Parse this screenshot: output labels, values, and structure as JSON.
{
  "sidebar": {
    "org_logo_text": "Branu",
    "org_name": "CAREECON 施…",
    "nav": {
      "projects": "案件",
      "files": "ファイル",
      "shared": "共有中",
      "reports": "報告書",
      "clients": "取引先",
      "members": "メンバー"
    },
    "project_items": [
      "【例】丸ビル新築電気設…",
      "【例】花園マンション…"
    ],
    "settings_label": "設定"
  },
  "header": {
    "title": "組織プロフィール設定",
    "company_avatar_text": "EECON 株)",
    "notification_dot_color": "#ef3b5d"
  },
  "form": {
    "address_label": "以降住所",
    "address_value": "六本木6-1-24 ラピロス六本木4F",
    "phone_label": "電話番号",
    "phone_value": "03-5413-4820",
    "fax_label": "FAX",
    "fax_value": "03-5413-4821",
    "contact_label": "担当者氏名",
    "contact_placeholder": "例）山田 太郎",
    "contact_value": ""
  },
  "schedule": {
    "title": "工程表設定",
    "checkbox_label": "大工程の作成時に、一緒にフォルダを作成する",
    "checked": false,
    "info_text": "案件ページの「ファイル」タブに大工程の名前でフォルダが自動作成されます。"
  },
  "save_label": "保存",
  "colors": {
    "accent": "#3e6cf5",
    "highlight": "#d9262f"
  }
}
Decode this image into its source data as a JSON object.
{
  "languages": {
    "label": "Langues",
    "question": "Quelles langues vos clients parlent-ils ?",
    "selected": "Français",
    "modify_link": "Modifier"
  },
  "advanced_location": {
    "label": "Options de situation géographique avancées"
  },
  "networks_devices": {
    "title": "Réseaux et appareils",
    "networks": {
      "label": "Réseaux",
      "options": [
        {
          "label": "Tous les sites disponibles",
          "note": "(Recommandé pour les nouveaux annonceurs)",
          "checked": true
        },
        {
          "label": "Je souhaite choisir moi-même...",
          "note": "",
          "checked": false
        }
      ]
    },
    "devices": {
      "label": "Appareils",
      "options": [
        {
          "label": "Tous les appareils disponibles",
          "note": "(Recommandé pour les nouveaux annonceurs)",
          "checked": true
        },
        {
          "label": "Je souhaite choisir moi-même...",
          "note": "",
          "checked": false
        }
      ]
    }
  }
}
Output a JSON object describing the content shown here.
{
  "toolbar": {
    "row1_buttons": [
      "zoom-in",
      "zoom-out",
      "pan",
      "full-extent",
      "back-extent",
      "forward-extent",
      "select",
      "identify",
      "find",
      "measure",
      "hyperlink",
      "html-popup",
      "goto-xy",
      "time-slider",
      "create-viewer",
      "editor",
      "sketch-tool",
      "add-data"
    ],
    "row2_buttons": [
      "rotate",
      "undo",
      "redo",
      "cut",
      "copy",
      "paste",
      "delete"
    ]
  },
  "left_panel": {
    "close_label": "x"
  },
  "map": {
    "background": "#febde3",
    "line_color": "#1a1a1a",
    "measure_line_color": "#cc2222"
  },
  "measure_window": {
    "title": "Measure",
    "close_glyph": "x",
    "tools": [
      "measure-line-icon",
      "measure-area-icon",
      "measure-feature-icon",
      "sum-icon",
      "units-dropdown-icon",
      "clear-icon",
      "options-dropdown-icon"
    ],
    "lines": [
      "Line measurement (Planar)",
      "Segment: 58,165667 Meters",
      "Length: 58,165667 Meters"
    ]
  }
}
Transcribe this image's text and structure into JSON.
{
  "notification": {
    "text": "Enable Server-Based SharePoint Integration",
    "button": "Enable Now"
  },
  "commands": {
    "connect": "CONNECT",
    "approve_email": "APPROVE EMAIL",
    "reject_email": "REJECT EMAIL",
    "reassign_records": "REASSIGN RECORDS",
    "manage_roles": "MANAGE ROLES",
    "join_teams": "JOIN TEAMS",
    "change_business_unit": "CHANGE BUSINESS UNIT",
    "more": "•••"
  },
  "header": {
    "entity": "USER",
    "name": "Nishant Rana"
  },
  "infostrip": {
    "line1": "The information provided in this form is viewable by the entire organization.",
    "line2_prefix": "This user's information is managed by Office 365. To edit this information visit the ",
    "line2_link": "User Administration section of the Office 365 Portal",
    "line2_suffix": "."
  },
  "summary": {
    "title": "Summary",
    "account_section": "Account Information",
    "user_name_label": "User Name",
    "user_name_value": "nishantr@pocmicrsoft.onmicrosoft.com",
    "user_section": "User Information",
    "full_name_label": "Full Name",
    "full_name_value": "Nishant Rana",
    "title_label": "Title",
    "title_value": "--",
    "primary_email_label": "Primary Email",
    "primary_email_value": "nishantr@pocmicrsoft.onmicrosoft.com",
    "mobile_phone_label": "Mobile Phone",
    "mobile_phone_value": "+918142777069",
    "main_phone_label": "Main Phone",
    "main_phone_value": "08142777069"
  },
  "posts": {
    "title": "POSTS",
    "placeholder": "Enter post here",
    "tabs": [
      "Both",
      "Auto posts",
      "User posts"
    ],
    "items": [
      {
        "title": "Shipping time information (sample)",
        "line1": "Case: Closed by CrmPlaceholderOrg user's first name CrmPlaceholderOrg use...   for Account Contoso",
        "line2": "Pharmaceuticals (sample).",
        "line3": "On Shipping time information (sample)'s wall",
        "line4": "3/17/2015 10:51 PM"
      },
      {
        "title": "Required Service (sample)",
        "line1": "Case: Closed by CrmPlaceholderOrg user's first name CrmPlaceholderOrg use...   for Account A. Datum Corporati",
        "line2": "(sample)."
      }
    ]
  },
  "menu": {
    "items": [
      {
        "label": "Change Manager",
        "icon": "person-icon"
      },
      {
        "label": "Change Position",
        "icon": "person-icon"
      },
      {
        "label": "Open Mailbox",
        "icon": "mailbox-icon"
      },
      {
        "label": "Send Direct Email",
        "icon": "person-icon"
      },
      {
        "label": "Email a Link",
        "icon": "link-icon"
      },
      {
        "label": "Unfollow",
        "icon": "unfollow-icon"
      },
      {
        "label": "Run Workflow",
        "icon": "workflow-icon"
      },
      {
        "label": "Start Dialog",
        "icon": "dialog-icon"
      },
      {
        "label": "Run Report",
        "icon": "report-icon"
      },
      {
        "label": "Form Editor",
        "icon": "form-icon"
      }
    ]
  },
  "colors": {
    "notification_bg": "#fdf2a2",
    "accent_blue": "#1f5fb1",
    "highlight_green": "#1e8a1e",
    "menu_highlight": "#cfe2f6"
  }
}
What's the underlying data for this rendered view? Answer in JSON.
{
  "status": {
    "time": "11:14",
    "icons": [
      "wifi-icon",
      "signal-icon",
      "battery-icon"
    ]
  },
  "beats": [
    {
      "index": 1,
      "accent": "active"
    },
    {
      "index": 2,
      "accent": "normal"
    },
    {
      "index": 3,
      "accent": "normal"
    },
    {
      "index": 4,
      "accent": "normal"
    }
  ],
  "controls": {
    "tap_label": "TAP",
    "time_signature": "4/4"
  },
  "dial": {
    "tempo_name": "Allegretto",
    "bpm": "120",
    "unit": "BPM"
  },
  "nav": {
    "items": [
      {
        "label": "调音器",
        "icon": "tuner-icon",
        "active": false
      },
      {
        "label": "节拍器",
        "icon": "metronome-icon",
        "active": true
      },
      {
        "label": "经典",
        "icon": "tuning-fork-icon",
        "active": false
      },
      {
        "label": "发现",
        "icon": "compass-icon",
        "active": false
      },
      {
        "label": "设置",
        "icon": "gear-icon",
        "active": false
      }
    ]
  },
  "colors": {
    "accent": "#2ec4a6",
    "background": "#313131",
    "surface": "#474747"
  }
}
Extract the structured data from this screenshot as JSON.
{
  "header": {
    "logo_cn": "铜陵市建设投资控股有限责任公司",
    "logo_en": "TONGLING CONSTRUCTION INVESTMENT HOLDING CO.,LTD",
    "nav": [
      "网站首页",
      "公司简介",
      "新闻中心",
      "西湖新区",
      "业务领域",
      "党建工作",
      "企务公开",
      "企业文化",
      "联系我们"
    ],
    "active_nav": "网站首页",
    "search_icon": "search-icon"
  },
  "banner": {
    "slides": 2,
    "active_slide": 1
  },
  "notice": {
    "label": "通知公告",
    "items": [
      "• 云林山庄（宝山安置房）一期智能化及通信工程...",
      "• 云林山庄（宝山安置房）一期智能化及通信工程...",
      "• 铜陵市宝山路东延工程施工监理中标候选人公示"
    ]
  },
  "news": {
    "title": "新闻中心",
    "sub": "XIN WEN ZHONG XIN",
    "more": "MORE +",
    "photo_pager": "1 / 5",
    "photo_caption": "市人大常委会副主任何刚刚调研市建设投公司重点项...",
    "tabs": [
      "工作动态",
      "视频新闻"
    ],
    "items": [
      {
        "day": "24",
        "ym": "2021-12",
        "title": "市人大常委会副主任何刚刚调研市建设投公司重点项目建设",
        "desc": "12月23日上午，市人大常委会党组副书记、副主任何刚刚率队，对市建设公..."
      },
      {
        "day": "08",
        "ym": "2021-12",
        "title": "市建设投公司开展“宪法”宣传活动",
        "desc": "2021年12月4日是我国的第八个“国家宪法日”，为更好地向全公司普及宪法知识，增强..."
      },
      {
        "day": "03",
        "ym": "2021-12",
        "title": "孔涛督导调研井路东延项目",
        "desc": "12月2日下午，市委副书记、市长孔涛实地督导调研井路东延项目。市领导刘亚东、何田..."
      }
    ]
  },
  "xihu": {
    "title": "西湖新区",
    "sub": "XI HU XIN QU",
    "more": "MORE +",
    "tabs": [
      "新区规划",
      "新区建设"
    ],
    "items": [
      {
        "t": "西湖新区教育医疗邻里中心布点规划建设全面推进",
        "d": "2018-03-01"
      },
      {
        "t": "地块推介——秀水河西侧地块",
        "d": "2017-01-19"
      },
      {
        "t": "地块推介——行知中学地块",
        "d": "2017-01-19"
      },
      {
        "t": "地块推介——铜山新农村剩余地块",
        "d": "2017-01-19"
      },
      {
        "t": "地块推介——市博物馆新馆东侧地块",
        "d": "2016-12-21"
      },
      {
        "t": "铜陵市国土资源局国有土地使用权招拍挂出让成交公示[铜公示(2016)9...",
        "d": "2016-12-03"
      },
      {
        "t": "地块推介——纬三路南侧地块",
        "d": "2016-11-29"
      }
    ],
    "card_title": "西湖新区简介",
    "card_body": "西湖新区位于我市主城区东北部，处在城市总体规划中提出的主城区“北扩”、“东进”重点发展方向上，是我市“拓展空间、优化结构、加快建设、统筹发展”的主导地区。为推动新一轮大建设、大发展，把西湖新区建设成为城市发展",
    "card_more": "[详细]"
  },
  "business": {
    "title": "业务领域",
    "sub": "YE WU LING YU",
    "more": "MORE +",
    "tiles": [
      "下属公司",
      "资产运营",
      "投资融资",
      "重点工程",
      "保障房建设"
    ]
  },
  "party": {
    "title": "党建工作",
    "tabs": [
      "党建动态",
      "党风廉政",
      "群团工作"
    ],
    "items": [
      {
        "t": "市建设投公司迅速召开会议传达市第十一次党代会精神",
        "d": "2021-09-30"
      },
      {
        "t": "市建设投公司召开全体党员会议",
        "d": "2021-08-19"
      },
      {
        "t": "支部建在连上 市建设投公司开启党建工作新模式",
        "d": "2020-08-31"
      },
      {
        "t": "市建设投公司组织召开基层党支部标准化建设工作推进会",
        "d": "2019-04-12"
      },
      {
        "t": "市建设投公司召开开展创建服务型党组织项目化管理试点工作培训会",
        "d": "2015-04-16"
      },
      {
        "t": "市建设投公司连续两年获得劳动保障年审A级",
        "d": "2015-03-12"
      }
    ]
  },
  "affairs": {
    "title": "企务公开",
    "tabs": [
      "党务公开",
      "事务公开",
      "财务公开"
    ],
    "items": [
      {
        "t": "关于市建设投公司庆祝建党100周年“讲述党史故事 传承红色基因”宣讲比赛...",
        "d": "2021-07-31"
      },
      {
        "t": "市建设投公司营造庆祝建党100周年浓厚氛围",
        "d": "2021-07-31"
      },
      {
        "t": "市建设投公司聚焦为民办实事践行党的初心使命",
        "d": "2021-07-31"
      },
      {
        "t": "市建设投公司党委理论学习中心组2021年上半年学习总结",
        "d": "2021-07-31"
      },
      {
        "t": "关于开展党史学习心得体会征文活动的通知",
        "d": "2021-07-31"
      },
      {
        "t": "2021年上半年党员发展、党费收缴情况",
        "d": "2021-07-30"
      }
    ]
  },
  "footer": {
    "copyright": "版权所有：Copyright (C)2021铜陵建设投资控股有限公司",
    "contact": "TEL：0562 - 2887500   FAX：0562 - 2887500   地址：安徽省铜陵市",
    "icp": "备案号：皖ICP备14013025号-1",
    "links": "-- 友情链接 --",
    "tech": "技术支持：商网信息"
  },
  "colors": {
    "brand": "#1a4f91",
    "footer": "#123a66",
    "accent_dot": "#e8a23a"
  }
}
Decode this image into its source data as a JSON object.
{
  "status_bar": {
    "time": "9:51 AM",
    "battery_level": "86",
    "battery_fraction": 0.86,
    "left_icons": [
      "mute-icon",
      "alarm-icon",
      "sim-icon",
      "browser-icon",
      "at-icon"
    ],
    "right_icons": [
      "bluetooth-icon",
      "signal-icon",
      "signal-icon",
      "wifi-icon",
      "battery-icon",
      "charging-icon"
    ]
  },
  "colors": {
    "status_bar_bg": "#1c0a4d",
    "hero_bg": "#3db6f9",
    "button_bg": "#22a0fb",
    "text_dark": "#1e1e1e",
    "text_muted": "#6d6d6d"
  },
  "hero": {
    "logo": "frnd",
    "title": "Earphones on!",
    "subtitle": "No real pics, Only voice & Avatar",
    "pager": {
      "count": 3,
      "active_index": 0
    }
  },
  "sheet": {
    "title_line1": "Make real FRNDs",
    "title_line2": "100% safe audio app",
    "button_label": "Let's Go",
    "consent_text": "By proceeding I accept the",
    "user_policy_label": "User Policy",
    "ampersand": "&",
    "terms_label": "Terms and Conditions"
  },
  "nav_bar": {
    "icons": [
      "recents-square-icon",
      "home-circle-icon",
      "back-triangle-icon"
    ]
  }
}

| Goal |
Scan the lines for the string "CrmPlaceholderOrg". Pick out every line that has it.

| Written response |
        "line1": "Case: Closed by CrmPlaceholderOrg user's first name CrmPlaceholderOrg use...   for Account Contoso",
        "line1": "Case: Closed by CrmPlaceholderOrg user's first name CrmPlaceholderOrg use...   for Account A. Datum Corporati",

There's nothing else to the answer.